-- Start SOURCE DATA --
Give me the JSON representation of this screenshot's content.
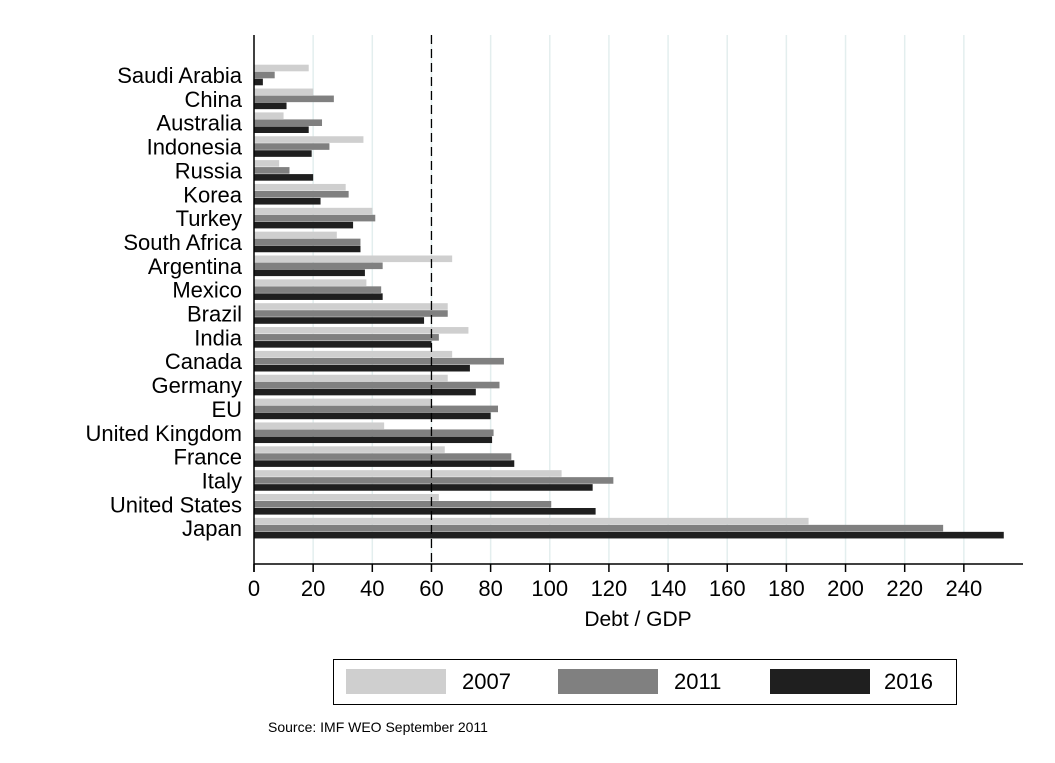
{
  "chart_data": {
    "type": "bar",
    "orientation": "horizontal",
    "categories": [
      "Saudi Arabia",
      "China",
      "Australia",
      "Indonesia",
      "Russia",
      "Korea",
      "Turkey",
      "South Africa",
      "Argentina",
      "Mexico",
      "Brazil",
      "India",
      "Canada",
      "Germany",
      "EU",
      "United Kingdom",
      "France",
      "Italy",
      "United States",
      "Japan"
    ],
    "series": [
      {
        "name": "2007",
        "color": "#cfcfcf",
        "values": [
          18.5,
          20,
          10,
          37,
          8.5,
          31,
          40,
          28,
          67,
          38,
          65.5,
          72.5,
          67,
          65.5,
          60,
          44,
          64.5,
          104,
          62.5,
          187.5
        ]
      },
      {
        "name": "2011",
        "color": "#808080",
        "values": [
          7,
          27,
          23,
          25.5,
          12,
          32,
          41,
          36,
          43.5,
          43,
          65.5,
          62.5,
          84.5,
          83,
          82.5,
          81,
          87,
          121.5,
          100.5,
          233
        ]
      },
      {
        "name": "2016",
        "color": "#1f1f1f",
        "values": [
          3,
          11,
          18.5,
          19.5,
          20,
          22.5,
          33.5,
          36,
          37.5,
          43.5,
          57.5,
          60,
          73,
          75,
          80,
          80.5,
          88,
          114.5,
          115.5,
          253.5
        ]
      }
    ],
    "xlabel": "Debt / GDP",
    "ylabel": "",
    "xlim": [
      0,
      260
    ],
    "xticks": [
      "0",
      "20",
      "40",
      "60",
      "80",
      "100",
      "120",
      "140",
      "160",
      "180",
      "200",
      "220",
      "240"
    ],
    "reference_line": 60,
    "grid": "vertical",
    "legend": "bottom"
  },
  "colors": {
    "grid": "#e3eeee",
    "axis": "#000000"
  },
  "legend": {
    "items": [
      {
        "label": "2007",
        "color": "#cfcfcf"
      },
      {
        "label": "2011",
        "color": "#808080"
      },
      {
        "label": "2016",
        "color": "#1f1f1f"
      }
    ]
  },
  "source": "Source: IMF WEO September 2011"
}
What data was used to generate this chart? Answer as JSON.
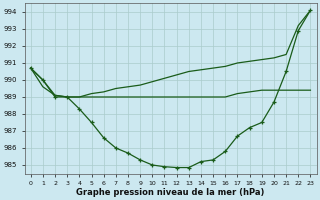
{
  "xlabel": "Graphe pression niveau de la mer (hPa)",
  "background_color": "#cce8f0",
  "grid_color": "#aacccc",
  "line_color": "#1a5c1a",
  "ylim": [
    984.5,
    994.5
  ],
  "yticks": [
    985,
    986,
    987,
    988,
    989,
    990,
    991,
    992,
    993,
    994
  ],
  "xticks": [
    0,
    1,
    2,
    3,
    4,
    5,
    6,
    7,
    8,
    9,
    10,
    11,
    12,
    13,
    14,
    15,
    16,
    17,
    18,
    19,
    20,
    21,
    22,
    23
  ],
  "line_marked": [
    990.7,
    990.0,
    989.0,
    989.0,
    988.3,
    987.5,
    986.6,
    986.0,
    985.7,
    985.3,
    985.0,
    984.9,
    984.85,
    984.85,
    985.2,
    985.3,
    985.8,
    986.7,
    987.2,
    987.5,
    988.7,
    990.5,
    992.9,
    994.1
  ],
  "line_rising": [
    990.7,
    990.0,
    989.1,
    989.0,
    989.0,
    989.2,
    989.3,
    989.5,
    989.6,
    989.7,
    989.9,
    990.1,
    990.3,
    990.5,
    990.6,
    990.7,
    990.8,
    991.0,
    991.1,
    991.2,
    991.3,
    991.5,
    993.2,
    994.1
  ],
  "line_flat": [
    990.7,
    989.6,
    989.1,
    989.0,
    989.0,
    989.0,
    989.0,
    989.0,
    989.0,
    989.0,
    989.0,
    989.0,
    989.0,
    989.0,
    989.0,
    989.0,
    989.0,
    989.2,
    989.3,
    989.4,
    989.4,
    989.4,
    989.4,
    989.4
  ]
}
-- End SOURCE DATA --
▶ _EXERCISE GOAL_: Write the listing above out again exactly, dropping each image.

▶ _SOLUTION TO THIS EXERCISE_:
Give me the JSON representation of this screenshot's content.
{
  "chart_data": {
    "type": "bar",
    "orientation": "horizontal",
    "categories": [
      "Saudi Arabia",
      "China",
      "Australia",
      "Indonesia",
      "Russia",
      "Korea",
      "Turkey",
      "South Africa",
      "Argentina",
      "Mexico",
      "Brazil",
      "India",
      "Canada",
      "Germany",
      "EU",
      "United Kingdom",
      "France",
      "Italy",
      "United States",
      "Japan"
    ],
    "series": [
      {
        "name": "2007",
        "color": "#cfcfcf",
        "values": [
          18.5,
          20,
          10,
          37,
          8.5,
          31,
          40,
          28,
          67,
          38,
          65.5,
          72.5,
          67,
          65.5,
          60,
          44,
          64.5,
          104,
          62.5,
          187.5
        ]
      },
      {
        "name": "2011",
        "color": "#808080",
        "values": [
          7,
          27,
          23,
          25.5,
          12,
          32,
          41,
          36,
          43.5,
          43,
          65.5,
          62.5,
          84.5,
          83,
          82.5,
          81,
          87,
          121.5,
          100.5,
          233
        ]
      },
      {
        "name": "2016",
        "color": "#1f1f1f",
        "values": [
          3,
          11,
          18.5,
          19.5,
          20,
          22.5,
          33.5,
          36,
          37.5,
          43.5,
          57.5,
          60,
          73,
          75,
          80,
          80.5,
          88,
          114.5,
          115.5,
          253.5
        ]
      }
    ],
    "xlabel": "Debt / GDP",
    "ylabel": "",
    "xlim": [
      0,
      260
    ],
    "xticks": [
      "0",
      "20",
      "40",
      "60",
      "80",
      "100",
      "120",
      "140",
      "160",
      "180",
      "200",
      "220",
      "240"
    ],
    "reference_line": 60,
    "grid": "vertical",
    "legend": "bottom"
  },
  "colors": {
    "grid": "#e3eeee",
    "axis": "#000000"
  },
  "legend": {
    "items": [
      {
        "label": "2007",
        "color": "#cfcfcf"
      },
      {
        "label": "2011",
        "color": "#808080"
      },
      {
        "label": "2016",
        "color": "#1f1f1f"
      }
    ]
  },
  "source": "Source: IMF WEO September 2011"
}
What data was used to generate this chart? Answer as JSON.
{
  "xlabel": "Graphe pression niveau de la mer (hPa)",
  "background_color": "#cce8f0",
  "grid_color": "#aacccc",
  "line_color": "#1a5c1a",
  "ylim": [
    984.5,
    994.5
  ],
  "yticks": [
    985,
    986,
    987,
    988,
    989,
    990,
    991,
    992,
    993,
    994
  ],
  "xticks": [
    0,
    1,
    2,
    3,
    4,
    5,
    6,
    7,
    8,
    9,
    10,
    11,
    12,
    13,
    14,
    15,
    16,
    17,
    18,
    19,
    20,
    21,
    22,
    23
  ],
  "line_marked": [
    990.7,
    990.0,
    989.0,
    989.0,
    988.3,
    987.5,
    986.6,
    986.0,
    985.7,
    985.3,
    985.0,
    984.9,
    984.85,
    984.85,
    985.2,
    985.3,
    985.8,
    986.7,
    987.2,
    987.5,
    988.7,
    990.5,
    992.9,
    994.1
  ],
  "line_rising": [
    990.7,
    990.0,
    989.1,
    989.0,
    989.0,
    989.2,
    989.3,
    989.5,
    989.6,
    989.7,
    989.9,
    990.1,
    990.3,
    990.5,
    990.6,
    990.7,
    990.8,
    991.0,
    991.1,
    991.2,
    991.3,
    991.5,
    993.2,
    994.1
  ],
  "line_flat": [
    990.7,
    989.6,
    989.1,
    989.0,
    989.0,
    989.0,
    989.0,
    989.0,
    989.0,
    989.0,
    989.0,
    989.0,
    989.0,
    989.0,
    989.0,
    989.0,
    989.0,
    989.2,
    989.3,
    989.4,
    989.4,
    989.4,
    989.4,
    989.4
  ]
}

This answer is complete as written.